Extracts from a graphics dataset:
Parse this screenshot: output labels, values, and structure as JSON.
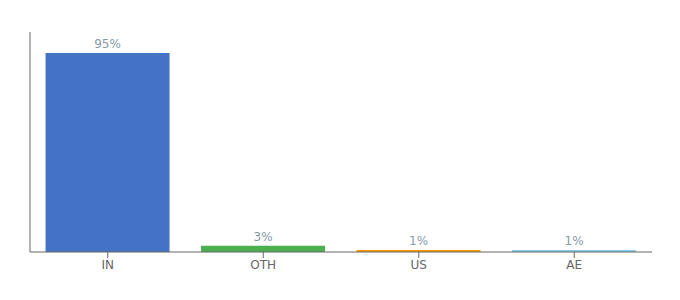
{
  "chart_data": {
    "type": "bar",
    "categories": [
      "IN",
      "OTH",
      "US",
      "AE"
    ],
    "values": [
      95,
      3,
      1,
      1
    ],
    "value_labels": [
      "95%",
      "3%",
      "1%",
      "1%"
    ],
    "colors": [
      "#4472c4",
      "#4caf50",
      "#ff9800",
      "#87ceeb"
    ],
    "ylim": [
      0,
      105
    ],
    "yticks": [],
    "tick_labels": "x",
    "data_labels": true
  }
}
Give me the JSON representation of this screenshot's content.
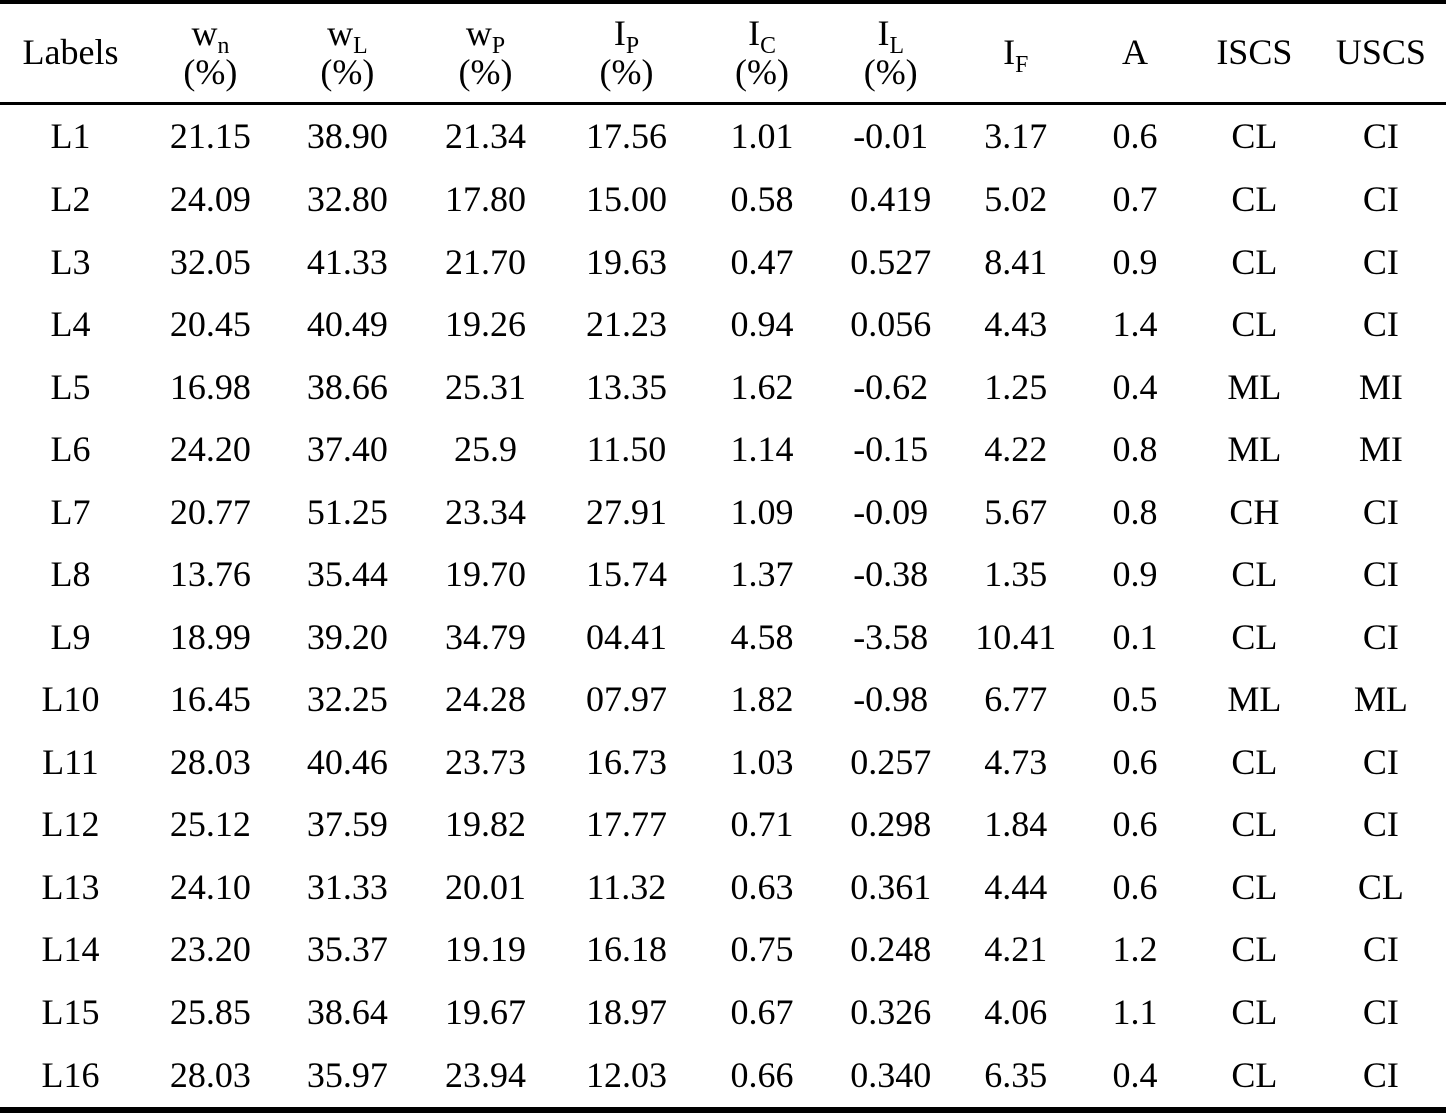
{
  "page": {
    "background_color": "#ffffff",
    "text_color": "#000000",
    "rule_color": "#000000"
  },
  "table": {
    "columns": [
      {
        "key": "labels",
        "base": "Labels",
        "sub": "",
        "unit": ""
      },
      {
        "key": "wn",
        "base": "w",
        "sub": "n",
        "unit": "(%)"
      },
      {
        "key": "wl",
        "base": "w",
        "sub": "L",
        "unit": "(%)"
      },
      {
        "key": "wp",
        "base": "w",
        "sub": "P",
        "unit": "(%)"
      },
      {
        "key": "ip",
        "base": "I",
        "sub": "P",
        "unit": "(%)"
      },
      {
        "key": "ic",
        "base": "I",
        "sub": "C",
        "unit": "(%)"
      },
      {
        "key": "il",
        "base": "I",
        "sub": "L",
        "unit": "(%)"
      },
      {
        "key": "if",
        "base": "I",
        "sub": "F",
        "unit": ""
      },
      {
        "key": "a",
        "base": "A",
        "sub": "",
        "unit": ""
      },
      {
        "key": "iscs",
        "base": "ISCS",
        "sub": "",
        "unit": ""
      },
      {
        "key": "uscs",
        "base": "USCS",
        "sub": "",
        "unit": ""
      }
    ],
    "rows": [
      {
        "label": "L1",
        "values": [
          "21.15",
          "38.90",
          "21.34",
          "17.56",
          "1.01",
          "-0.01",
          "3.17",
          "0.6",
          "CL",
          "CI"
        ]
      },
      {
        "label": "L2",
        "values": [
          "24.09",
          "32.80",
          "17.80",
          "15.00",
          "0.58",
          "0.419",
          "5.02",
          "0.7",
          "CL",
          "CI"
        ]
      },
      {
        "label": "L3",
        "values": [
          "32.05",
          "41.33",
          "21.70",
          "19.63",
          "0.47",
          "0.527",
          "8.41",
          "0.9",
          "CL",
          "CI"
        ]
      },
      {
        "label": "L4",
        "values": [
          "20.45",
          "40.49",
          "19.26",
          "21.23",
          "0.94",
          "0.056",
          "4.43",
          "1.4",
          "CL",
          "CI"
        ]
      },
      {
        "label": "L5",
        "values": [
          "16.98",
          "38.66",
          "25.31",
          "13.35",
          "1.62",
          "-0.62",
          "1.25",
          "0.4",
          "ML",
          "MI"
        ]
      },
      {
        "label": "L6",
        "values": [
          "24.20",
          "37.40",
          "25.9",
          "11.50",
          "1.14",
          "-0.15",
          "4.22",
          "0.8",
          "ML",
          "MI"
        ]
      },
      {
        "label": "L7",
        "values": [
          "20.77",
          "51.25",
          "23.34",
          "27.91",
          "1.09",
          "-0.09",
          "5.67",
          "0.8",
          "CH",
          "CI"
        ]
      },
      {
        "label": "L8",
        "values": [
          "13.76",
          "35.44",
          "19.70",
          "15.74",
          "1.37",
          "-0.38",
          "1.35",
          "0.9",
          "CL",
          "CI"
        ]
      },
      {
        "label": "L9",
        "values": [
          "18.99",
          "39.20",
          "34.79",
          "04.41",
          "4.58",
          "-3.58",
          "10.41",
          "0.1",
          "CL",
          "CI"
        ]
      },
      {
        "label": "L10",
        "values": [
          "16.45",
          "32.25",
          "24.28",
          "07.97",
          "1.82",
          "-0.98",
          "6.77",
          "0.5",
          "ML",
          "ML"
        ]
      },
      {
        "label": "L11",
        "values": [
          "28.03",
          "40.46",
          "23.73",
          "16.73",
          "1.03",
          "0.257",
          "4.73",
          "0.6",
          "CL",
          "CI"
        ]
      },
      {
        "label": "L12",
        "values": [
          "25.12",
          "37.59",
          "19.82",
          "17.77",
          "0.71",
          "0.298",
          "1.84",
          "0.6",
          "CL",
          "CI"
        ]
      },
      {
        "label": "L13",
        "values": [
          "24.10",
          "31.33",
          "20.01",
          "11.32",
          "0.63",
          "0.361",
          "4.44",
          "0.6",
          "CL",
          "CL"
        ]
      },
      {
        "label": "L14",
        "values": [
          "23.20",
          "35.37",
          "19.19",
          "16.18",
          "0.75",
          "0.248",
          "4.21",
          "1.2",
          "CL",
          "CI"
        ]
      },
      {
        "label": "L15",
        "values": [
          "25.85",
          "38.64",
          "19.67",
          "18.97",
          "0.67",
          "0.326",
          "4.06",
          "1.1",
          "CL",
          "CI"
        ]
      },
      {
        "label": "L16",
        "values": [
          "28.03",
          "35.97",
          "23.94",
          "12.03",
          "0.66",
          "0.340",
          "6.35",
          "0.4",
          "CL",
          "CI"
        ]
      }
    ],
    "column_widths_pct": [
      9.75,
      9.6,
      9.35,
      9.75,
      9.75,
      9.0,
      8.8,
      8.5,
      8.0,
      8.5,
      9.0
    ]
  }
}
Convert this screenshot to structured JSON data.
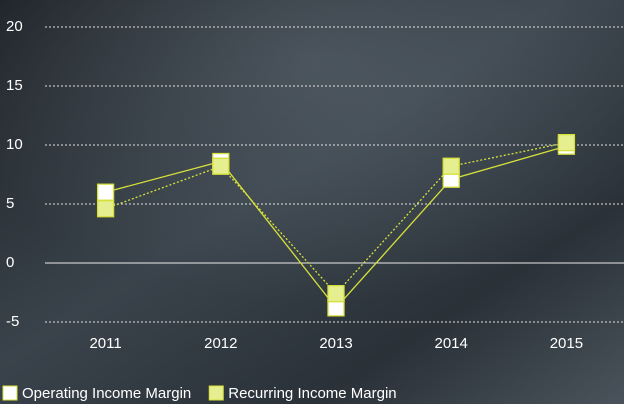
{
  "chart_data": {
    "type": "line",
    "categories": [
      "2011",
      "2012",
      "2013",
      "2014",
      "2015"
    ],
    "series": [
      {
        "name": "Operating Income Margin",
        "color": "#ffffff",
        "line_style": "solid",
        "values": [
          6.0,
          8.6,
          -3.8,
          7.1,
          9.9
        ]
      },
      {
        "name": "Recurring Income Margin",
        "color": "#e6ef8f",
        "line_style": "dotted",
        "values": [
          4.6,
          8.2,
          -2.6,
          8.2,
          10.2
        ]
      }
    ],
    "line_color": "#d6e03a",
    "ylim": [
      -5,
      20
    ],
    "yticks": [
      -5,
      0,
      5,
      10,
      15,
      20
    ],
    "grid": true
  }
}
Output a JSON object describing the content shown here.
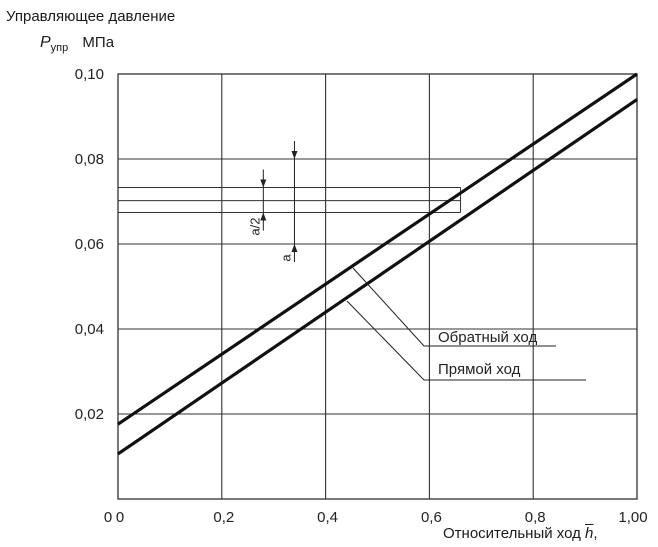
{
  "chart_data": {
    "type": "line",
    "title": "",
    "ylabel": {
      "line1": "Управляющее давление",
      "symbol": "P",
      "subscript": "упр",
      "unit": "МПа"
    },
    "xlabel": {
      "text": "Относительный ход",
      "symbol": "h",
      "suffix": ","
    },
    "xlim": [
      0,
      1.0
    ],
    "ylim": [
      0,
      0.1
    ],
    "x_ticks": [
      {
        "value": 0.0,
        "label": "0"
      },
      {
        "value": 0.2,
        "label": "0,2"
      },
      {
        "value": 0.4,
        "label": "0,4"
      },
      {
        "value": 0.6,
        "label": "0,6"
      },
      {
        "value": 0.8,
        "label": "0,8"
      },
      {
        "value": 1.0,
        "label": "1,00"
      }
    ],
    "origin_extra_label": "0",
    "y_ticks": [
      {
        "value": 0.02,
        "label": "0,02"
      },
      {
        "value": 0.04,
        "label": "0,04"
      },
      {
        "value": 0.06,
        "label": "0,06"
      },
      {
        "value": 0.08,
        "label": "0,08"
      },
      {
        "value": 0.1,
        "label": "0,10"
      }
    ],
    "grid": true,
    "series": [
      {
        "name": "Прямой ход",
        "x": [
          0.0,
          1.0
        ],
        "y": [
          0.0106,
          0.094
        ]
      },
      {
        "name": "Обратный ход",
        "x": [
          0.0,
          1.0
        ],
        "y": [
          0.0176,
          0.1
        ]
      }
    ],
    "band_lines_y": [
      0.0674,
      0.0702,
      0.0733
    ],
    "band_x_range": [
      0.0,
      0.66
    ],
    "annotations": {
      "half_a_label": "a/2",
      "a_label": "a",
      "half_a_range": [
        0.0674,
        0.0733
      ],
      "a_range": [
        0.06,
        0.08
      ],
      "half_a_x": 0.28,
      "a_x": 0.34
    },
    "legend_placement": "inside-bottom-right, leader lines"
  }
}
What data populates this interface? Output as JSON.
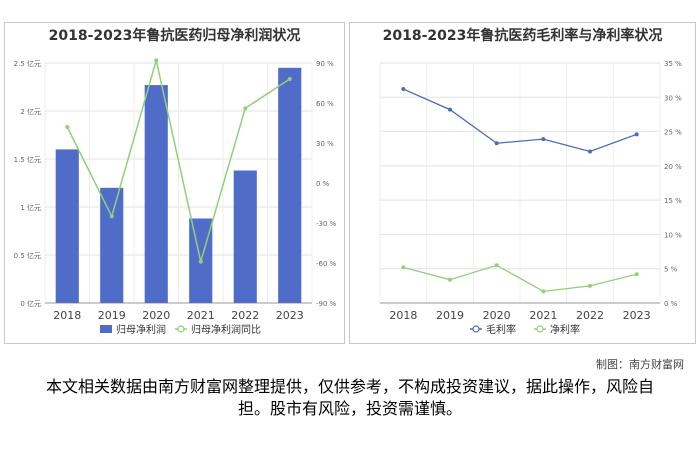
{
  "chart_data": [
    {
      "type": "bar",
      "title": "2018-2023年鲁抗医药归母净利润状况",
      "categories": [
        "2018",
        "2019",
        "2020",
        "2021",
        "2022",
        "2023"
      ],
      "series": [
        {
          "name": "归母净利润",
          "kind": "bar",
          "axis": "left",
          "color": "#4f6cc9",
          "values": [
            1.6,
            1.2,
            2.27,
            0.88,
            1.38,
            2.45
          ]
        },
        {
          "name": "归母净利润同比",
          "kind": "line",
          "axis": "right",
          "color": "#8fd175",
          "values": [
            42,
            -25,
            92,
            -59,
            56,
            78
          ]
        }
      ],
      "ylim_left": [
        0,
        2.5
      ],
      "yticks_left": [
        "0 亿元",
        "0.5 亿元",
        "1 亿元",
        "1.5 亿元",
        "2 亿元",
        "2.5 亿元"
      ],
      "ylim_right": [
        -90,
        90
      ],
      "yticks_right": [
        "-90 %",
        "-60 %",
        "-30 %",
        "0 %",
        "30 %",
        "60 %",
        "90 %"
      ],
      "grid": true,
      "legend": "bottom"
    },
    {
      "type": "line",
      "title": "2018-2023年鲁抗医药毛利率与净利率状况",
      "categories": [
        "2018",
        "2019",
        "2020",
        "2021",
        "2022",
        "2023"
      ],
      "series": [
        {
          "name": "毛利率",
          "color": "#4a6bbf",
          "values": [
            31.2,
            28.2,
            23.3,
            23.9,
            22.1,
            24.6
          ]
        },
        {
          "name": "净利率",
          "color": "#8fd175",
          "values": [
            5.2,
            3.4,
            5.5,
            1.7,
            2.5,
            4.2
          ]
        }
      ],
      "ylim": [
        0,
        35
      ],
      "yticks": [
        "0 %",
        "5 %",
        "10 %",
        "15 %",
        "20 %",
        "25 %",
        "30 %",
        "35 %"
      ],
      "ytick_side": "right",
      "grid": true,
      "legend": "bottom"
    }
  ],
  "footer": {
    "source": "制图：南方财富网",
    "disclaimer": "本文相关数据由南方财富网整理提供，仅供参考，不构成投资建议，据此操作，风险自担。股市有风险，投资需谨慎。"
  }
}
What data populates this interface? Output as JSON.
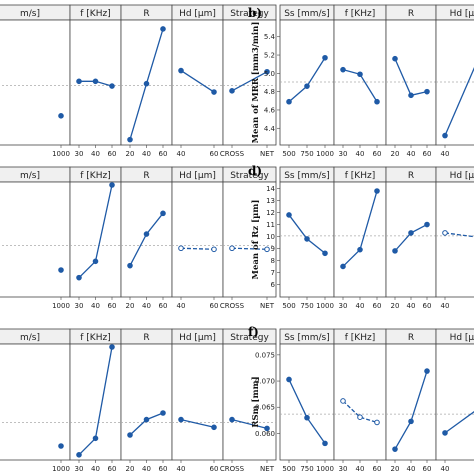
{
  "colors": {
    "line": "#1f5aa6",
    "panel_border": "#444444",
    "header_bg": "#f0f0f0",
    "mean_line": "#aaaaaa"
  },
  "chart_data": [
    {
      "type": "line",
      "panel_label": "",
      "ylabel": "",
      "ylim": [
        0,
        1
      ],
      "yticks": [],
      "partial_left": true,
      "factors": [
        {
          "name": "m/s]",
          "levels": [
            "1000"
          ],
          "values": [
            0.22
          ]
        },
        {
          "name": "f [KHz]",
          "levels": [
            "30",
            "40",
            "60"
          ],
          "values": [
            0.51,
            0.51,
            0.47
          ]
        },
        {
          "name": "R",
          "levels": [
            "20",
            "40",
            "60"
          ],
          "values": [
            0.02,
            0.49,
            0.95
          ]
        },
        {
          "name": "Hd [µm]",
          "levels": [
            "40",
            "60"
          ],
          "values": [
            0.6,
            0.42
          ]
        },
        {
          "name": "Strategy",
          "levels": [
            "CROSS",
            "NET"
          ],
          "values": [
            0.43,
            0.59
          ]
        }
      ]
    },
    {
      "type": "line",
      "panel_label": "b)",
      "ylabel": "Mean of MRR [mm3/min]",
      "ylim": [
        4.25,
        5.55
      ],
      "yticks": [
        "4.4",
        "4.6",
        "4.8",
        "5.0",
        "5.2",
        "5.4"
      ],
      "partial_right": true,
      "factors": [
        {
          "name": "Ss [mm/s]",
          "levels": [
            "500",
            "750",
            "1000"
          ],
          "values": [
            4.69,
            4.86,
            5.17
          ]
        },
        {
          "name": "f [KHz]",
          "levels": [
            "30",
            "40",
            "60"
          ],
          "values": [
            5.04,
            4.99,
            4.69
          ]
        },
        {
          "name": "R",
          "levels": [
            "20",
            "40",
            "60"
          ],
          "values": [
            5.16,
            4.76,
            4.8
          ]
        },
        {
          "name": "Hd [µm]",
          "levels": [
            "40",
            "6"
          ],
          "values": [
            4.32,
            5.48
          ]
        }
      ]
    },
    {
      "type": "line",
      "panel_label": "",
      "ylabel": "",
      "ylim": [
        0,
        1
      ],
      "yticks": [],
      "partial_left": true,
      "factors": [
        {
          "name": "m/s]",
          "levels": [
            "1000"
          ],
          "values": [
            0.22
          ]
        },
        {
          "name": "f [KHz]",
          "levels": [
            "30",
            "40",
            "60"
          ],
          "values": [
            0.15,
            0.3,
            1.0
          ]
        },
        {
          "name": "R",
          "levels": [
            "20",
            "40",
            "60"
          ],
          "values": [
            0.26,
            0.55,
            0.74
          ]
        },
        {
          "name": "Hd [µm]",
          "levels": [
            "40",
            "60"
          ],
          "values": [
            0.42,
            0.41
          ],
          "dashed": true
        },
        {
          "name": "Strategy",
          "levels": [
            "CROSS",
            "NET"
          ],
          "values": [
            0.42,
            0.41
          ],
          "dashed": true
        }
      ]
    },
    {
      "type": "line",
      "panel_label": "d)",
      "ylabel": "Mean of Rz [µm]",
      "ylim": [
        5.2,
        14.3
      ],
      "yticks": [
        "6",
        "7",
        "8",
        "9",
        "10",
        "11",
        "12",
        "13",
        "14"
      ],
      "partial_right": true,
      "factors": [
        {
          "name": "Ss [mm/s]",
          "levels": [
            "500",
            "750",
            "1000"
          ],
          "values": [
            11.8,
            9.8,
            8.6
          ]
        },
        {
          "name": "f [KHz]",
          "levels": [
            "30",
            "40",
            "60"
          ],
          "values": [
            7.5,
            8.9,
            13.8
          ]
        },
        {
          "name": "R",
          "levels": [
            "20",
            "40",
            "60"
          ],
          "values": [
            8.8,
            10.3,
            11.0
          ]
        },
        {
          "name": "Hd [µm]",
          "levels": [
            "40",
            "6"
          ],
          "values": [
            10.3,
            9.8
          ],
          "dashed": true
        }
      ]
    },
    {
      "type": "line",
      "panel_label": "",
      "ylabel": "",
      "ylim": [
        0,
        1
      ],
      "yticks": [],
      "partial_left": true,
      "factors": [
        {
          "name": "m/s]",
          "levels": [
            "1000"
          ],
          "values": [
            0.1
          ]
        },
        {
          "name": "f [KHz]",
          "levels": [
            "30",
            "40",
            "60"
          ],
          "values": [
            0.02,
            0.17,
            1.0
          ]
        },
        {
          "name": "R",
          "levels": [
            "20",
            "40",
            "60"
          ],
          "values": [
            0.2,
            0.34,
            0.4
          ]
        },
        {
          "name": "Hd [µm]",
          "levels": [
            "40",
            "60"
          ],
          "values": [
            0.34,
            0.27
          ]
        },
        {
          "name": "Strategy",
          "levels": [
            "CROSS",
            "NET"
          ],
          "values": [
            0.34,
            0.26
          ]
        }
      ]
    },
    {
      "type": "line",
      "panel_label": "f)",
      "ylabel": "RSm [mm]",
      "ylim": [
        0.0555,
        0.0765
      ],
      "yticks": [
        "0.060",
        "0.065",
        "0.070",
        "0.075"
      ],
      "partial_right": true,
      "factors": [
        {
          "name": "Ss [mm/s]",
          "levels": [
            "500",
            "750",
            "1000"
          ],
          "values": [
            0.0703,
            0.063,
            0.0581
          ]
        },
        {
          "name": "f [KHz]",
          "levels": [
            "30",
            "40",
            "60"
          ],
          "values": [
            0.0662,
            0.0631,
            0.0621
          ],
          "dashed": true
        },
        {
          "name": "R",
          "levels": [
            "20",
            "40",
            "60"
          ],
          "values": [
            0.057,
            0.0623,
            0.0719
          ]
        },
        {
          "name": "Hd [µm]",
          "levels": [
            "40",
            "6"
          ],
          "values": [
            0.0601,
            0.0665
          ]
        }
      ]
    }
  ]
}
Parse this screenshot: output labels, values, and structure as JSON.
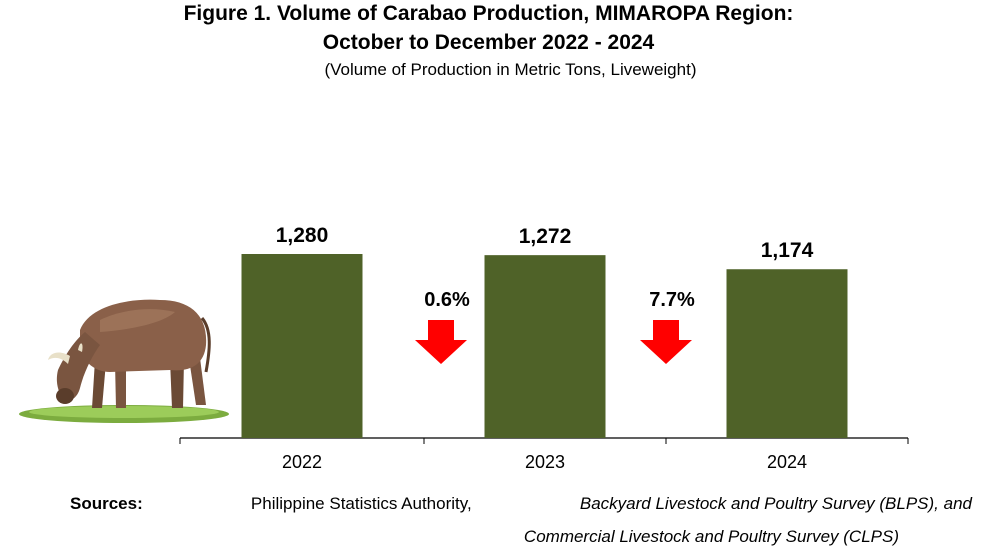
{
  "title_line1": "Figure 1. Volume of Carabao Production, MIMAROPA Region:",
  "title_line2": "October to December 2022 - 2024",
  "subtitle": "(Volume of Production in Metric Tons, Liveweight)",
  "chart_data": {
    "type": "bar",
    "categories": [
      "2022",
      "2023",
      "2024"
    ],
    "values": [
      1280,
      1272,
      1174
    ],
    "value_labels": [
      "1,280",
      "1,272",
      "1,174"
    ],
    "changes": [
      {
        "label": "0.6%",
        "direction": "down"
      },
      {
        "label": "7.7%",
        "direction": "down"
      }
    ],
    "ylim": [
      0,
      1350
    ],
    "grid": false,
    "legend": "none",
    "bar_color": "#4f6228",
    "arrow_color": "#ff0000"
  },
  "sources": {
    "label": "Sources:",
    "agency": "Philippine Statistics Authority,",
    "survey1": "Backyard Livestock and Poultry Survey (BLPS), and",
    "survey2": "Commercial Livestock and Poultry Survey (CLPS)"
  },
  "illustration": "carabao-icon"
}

Given exercise:
Give only the number of lines in the data that include the string "screenshot".

Result for this exercise:
4